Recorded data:
## begin
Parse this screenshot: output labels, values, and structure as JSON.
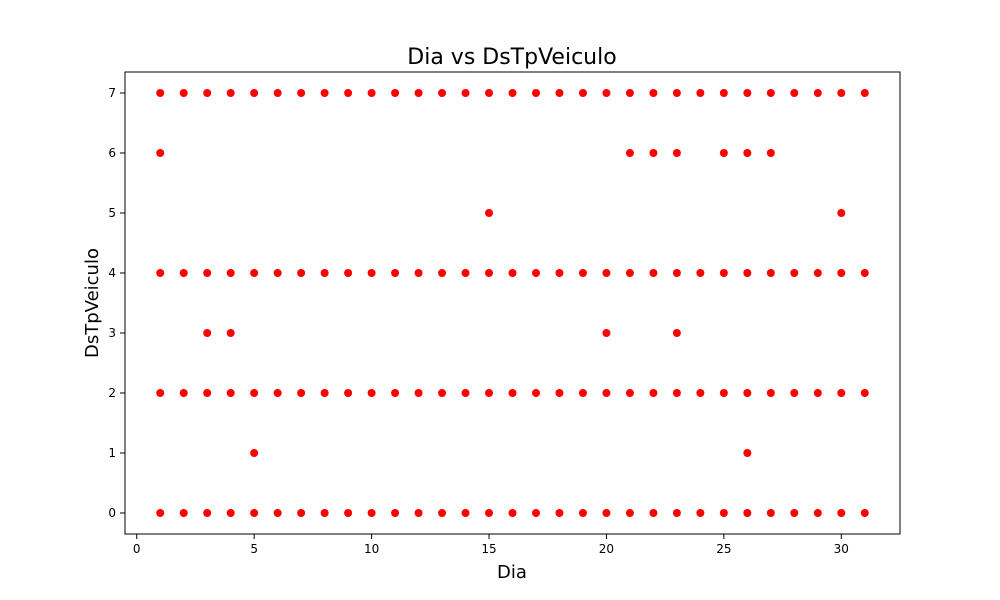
{
  "chart_data": {
    "type": "scatter",
    "title": "Dia vs DsTpVeiculo",
    "xlabel": "Dia",
    "ylabel": "DsTpVeiculo",
    "xlim": [
      -0.5,
      32.5
    ],
    "ylim": [
      -0.35,
      7.35
    ],
    "xticks": [
      0,
      5,
      10,
      15,
      20,
      25,
      30
    ],
    "yticks": [
      0,
      1,
      2,
      3,
      4,
      5,
      6,
      7
    ],
    "grid": false,
    "legend": "none",
    "marker_color": "#ff0000",
    "points": [
      [
        1,
        0
      ],
      [
        1,
        2
      ],
      [
        1,
        4
      ],
      [
        1,
        6
      ],
      [
        1,
        7
      ],
      [
        2,
        0
      ],
      [
        2,
        2
      ],
      [
        2,
        4
      ],
      [
        2,
        7
      ],
      [
        3,
        0
      ],
      [
        3,
        2
      ],
      [
        3,
        3
      ],
      [
        3,
        4
      ],
      [
        3,
        7
      ],
      [
        4,
        0
      ],
      [
        4,
        2
      ],
      [
        4,
        3
      ],
      [
        4,
        4
      ],
      [
        4,
        7
      ],
      [
        5,
        0
      ],
      [
        5,
        1
      ],
      [
        5,
        2
      ],
      [
        5,
        4
      ],
      [
        5,
        7
      ],
      [
        6,
        0
      ],
      [
        6,
        2
      ],
      [
        6,
        4
      ],
      [
        6,
        7
      ],
      [
        7,
        0
      ],
      [
        7,
        2
      ],
      [
        7,
        4
      ],
      [
        7,
        7
      ],
      [
        8,
        0
      ],
      [
        8,
        2
      ],
      [
        8,
        4
      ],
      [
        8,
        7
      ],
      [
        9,
        0
      ],
      [
        9,
        2
      ],
      [
        9,
        4
      ],
      [
        9,
        7
      ],
      [
        10,
        0
      ],
      [
        10,
        2
      ],
      [
        10,
        4
      ],
      [
        10,
        7
      ],
      [
        11,
        0
      ],
      [
        11,
        2
      ],
      [
        11,
        4
      ],
      [
        11,
        7
      ],
      [
        12,
        0
      ],
      [
        12,
        2
      ],
      [
        12,
        4
      ],
      [
        12,
        7
      ],
      [
        13,
        0
      ],
      [
        13,
        2
      ],
      [
        13,
        4
      ],
      [
        13,
        7
      ],
      [
        14,
        0
      ],
      [
        14,
        2
      ],
      [
        14,
        4
      ],
      [
        14,
        7
      ],
      [
        15,
        0
      ],
      [
        15,
        2
      ],
      [
        15,
        4
      ],
      [
        15,
        5
      ],
      [
        15,
        7
      ],
      [
        16,
        0
      ],
      [
        16,
        2
      ],
      [
        16,
        4
      ],
      [
        16,
        7
      ],
      [
        17,
        0
      ],
      [
        17,
        2
      ],
      [
        17,
        4
      ],
      [
        17,
        7
      ],
      [
        18,
        0
      ],
      [
        18,
        2
      ],
      [
        18,
        4
      ],
      [
        18,
        7
      ],
      [
        19,
        0
      ],
      [
        19,
        2
      ],
      [
        19,
        4
      ],
      [
        19,
        7
      ],
      [
        20,
        0
      ],
      [
        20,
        2
      ],
      [
        20,
        3
      ],
      [
        20,
        4
      ],
      [
        20,
        7
      ],
      [
        21,
        0
      ],
      [
        21,
        2
      ],
      [
        21,
        4
      ],
      [
        21,
        6
      ],
      [
        21,
        7
      ],
      [
        22,
        0
      ],
      [
        22,
        2
      ],
      [
        22,
        4
      ],
      [
        22,
        6
      ],
      [
        22,
        7
      ],
      [
        23,
        0
      ],
      [
        23,
        2
      ],
      [
        23,
        3
      ],
      [
        23,
        4
      ],
      [
        23,
        6
      ],
      [
        23,
        7
      ],
      [
        24,
        0
      ],
      [
        24,
        2
      ],
      [
        24,
        4
      ],
      [
        24,
        7
      ],
      [
        25,
        0
      ],
      [
        25,
        2
      ],
      [
        25,
        4
      ],
      [
        25,
        6
      ],
      [
        25,
        7
      ],
      [
        26,
        0
      ],
      [
        26,
        1
      ],
      [
        26,
        2
      ],
      [
        26,
        4
      ],
      [
        26,
        6
      ],
      [
        26,
        7
      ],
      [
        27,
        0
      ],
      [
        27,
        2
      ],
      [
        27,
        4
      ],
      [
        27,
        6
      ],
      [
        27,
        7
      ],
      [
        28,
        0
      ],
      [
        28,
        2
      ],
      [
        28,
        4
      ],
      [
        28,
        7
      ],
      [
        29,
        0
      ],
      [
        29,
        2
      ],
      [
        29,
        4
      ],
      [
        29,
        7
      ],
      [
        30,
        0
      ],
      [
        30,
        2
      ],
      [
        30,
        4
      ],
      [
        30,
        5
      ],
      [
        30,
        7
      ],
      [
        31,
        0
      ],
      [
        31,
        2
      ],
      [
        31,
        4
      ],
      [
        31,
        7
      ]
    ]
  }
}
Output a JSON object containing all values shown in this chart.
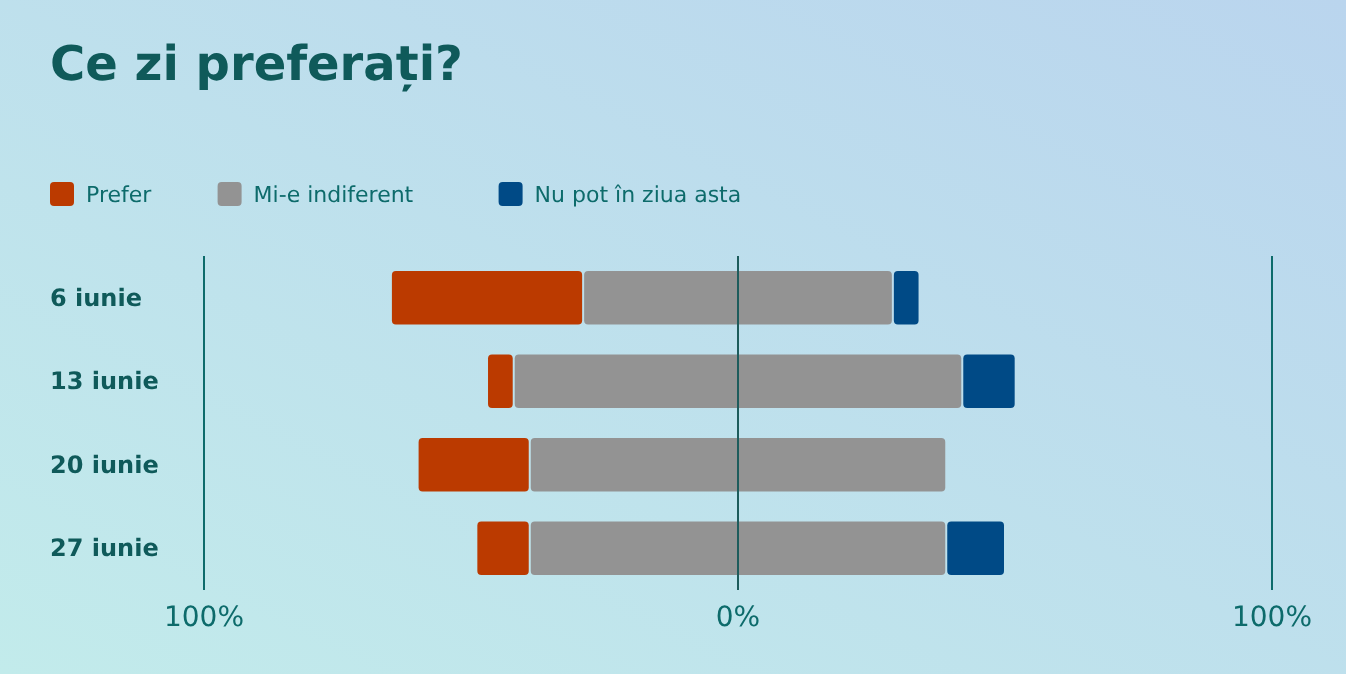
{
  "chart_data": {
    "type": "bar",
    "title": "Ce zi preferați?",
    "orientation": "horizontal",
    "categories": [
      "6 iunie",
      "13 iunie",
      "20 iunie",
      "27 iunie"
    ],
    "xlim": [
      -100,
      100
    ],
    "xticks": [
      {
        "value": -100,
        "label": "100%"
      },
      {
        "value": 0,
        "label": "0%"
      },
      {
        "value": 100,
        "label": "100%"
      }
    ],
    "legend": "top left",
    "series": [
      {
        "name": "Prefer",
        "color": "#bb3a00",
        "base": [
          -65,
          -47,
          -60,
          -49
        ],
        "values": [
          36,
          5,
          21,
          10
        ]
      },
      {
        "name": "Mi-e indiferent",
        "color": "#939393",
        "base": [
          -29,
          -42,
          -39,
          -39
        ],
        "values": [
          58,
          84,
          78,
          78
        ]
      },
      {
        "name": "Nu pot în ziua asta",
        "color": "#004a86",
        "base": [
          29,
          42,
          null,
          39
        ],
        "values": [
          5,
          10,
          null,
          11
        ]
      }
    ]
  }
}
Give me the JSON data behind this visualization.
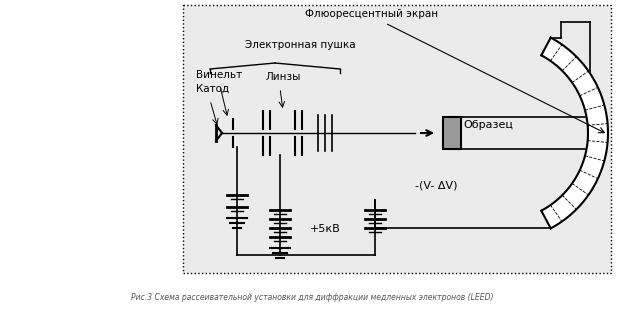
{
  "caption": "Рис.3 Схема рассеивательной установки для диффракции медленных электронов (LEED)",
  "labels": {
    "fluorescent_screen": "Флюоресцентный экран",
    "electron_gun": "Электронная пушка",
    "wehnelt": "Винельт",
    "cathode": "Катод",
    "lenses": "Линзы",
    "sample": "Образец",
    "voltage1": "+5кВ",
    "voltage2": "-(V- ΔV)"
  },
  "text_color": "#000000"
}
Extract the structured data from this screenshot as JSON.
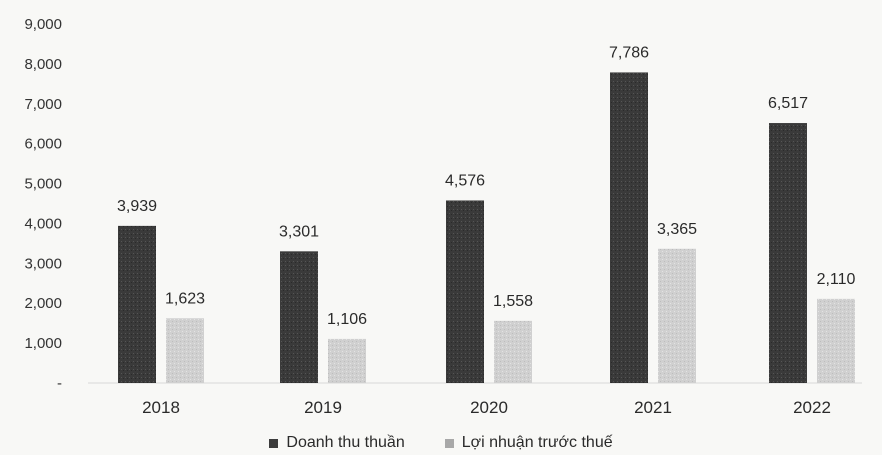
{
  "chart_data": {
    "type": "bar",
    "categories": [
      "2018",
      "2019",
      "2020",
      "2021",
      "2022"
    ],
    "series": [
      {
        "name": "Doanh thu thuần",
        "values": [
          3939,
          3301,
          4576,
          7786,
          6517
        ],
        "labels": [
          "3,939",
          "3,301",
          "4,576",
          "7,786",
          "6,517"
        ],
        "color": "#3c3c3c"
      },
      {
        "name": "Lợi nhuận trước thuế",
        "values": [
          1623,
          1106,
          1558,
          3365,
          2110
        ],
        "labels": [
          "1,623",
          "1,106",
          "1,558",
          "3,365",
          "2,110"
        ],
        "color": "#cfcfcf"
      }
    ],
    "yticks": [
      0,
      1000,
      2000,
      3000,
      4000,
      5000,
      6000,
      7000,
      8000,
      9000
    ],
    "ytick_labels": [
      "-",
      "1,000",
      "2,000",
      "3,000",
      "4,000",
      "5,000",
      "6,000",
      "7,000",
      "8,000",
      "9,000"
    ],
    "ylim": [
      0,
      9000
    ],
    "title": "",
    "xlabel": "",
    "ylabel": "",
    "grid": false,
    "legend_position": "bottom"
  }
}
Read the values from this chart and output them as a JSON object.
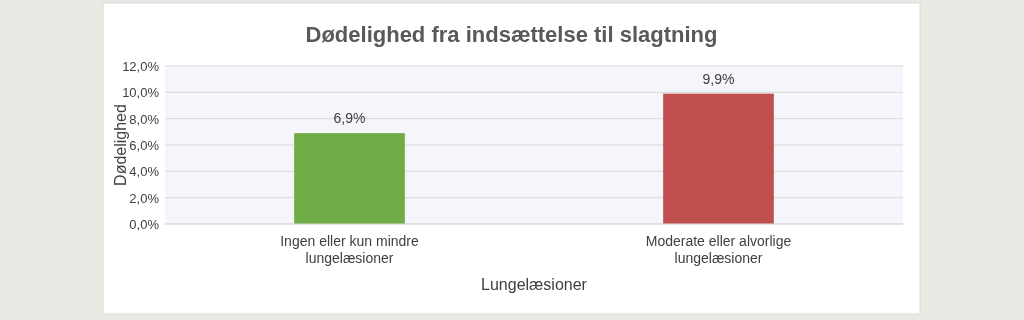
## end
§ **Written instruction**
Gather each line of the listing containing the word "object" and show it.

§ **Solution for this exercise**
Output a JSON object containing all values shown in this chart.
Read the values from this chart and output them as a JSON object.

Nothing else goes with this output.